In the records that follow, show each line where the word "Minute" is present.

::: Given records :::

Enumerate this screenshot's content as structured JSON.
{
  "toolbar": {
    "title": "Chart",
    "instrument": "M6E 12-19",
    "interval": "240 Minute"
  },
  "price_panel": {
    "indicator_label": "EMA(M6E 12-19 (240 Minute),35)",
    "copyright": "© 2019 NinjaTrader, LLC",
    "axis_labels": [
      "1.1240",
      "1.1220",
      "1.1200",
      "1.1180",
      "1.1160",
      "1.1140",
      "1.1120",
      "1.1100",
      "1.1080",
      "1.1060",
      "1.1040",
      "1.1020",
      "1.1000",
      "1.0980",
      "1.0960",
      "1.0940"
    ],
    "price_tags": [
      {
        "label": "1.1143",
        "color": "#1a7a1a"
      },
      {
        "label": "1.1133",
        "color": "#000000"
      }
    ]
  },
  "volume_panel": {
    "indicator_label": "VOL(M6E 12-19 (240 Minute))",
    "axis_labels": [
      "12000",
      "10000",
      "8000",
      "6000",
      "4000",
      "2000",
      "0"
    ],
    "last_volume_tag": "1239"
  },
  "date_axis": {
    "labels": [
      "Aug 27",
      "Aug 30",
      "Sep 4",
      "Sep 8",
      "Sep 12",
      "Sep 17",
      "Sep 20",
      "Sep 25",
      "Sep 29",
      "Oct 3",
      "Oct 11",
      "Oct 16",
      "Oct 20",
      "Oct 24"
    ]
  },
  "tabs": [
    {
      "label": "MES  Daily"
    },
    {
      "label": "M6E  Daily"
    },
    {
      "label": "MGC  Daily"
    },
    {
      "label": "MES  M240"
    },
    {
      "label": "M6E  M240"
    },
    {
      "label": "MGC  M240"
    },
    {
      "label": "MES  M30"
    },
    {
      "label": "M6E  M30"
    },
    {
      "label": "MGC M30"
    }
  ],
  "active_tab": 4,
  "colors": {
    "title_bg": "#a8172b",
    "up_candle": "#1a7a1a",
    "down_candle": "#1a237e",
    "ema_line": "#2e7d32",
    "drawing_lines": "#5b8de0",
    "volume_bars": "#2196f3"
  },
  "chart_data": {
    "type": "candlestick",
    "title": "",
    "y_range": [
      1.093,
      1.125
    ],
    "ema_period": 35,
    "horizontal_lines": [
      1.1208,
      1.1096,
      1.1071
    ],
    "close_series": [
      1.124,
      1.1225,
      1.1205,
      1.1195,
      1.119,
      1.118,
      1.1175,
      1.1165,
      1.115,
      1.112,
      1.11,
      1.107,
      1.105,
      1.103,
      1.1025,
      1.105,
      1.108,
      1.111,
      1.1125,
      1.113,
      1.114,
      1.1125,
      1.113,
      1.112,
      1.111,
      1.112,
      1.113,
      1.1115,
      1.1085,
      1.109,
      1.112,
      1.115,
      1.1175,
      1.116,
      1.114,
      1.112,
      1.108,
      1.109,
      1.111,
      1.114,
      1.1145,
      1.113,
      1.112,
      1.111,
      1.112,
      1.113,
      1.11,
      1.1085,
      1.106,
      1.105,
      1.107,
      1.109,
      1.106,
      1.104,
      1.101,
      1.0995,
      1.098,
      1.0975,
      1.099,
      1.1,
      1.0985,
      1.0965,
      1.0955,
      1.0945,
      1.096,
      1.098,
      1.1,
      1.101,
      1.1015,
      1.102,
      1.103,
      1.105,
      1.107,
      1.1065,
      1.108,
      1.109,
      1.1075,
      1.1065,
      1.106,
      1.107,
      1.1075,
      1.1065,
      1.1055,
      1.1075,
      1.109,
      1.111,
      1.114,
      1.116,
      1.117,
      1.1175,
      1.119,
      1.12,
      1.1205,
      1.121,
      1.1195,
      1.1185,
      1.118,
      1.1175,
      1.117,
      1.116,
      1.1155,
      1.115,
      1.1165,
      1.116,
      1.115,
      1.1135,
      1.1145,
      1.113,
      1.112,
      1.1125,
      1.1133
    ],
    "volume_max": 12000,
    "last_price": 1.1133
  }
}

:::

Response to this task =
    "interval": "240 Minute"
    "indicator_label": "EMA(M6E 12-19 (240 Minute),35)",
    "indicator_label": "VOL(M6E 12-19 (240 Minute))",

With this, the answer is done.